-- PAGE EXTRACT --
· · · · ·

Let's look at your "baseline" code, that you say you want to do the "equivalent" of:

std::vector<double> a;
std::vector<int> ind;

for (auto it = ind.rbegin(); it != ind.rend(); it++)
    a.erase(a.begin() + *it);

What we gather from this is that ind is a vector of indexes in a which should be removed, and that they are sorted ascending. Those indexes must be removed from a . I assume your goal is to do this efficiently in terms of space and time.

If you think about it in terms of the minimum number of operations required, you have to shift many/most/all of the elements in a in order to erase the ones indicated by ind . You don't want to erase() several times because this means shifting some elements more than once. One optimal solution (in the general case, not imposing special requirements on the values in a ) looks like this:

size_t slow = 0; // where we are currently copying "to"

· · · · ·

(Dataset rows)
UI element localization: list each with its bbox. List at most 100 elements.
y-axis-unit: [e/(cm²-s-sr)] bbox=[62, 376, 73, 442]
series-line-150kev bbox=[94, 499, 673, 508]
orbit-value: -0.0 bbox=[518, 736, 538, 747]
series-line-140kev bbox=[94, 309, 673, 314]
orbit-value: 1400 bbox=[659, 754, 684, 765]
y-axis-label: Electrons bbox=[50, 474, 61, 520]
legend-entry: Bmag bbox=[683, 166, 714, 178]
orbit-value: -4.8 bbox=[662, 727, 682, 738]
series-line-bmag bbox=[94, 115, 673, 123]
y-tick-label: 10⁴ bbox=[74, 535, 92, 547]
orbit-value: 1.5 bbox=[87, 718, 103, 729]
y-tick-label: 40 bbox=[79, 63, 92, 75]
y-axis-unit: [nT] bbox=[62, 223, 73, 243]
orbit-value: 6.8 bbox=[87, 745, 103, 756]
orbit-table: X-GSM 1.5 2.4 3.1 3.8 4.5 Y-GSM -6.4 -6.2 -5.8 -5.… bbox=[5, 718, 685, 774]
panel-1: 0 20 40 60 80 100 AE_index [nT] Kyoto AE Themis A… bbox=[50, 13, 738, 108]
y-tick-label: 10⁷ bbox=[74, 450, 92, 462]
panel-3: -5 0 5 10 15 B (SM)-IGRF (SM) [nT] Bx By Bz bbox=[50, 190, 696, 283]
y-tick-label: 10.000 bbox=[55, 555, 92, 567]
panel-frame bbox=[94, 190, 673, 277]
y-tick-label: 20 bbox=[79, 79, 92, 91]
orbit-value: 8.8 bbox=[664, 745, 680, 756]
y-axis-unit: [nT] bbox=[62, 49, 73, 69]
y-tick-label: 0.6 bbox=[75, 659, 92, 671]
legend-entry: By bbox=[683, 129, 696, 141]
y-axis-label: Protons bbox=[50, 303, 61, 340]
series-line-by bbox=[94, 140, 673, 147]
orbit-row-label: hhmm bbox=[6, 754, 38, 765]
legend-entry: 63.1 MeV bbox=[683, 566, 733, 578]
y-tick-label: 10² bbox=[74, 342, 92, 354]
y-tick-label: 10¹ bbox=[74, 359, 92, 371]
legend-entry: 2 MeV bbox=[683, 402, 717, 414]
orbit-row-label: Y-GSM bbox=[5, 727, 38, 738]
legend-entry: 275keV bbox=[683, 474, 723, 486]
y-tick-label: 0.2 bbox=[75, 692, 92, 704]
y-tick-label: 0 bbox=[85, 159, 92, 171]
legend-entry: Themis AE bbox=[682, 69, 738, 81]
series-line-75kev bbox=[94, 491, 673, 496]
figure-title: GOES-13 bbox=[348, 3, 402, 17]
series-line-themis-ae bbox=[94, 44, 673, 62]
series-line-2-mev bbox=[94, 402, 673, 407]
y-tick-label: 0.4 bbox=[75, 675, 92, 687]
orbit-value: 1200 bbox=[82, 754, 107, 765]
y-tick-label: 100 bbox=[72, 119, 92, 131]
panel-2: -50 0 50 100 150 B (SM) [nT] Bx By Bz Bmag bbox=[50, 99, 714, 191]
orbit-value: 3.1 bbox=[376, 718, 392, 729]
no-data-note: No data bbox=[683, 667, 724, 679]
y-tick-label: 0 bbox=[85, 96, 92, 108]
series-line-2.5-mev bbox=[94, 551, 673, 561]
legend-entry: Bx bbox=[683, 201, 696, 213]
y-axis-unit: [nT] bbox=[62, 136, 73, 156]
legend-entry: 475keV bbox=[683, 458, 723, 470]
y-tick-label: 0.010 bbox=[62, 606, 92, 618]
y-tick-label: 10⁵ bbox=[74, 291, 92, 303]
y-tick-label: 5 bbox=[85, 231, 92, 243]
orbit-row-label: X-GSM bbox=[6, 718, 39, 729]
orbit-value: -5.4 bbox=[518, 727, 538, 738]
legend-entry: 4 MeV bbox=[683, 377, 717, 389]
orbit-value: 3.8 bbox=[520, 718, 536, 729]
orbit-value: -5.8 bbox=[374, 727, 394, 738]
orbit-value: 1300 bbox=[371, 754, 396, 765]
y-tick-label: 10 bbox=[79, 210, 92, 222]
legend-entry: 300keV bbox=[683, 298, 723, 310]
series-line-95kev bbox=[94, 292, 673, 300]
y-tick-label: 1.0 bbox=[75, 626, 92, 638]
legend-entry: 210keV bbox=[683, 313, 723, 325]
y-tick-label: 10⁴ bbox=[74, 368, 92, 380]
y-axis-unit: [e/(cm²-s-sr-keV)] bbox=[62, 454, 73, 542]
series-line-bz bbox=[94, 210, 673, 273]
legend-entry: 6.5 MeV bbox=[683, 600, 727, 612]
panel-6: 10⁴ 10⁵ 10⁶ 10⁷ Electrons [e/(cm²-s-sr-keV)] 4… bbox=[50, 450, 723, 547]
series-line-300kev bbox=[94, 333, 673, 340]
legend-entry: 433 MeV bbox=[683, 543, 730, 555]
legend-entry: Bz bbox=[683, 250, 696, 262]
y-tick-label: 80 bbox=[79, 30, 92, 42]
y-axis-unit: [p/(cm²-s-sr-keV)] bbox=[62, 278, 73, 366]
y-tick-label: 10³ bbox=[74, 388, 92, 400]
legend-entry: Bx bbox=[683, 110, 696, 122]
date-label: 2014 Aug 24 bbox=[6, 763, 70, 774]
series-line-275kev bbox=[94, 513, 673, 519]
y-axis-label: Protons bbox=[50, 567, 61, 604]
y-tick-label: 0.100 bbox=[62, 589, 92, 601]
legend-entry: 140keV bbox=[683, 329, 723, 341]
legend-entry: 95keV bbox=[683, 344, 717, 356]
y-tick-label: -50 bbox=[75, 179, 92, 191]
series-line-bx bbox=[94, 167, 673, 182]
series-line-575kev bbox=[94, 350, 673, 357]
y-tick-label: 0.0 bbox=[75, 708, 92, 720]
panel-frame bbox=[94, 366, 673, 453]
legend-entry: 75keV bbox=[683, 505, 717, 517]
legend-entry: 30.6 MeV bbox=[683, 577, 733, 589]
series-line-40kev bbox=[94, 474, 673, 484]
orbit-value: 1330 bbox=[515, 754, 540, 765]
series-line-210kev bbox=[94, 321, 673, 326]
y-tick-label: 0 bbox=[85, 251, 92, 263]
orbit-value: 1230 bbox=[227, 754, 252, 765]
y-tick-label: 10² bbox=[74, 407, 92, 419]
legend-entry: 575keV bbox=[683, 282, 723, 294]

· · · · ·

-- WHAT YOU NEED TO DO --
A. Answer these questions using the text on erasing vector elements:
(i) In what order are the indexes in ind sorted?
(ii) Why should erase() not be called several times?
(iii) According to its comment, what does the variable slow track?
B. Carry the text on erasing vector elements forward from the point where it stops.

-- EXPECTED OUTPUTS --
A.
(i) They are sorted ascending.
(ii) Calling it several times means shifting some elements more than once.
(iii) It tracks where we are currently copying "to".

B.
std::vector<int> inditer = ind.begin();
for (size_t fast = 0; fast != a.size(); ++fast) {
    if (inditer != ind.end() && *inditer == fast) {
        // "remove" this element by ignoring it
        ++inditer;
    } else {
        a[slow] = a[fast];
        ++slow;
    }
}
a.resize(slow);

Now, you could probably reformulate this using STL algorithms and a custom predicate (functor) which remembers its "current" position in ind , but it will not be much less code and it might be harder to understand.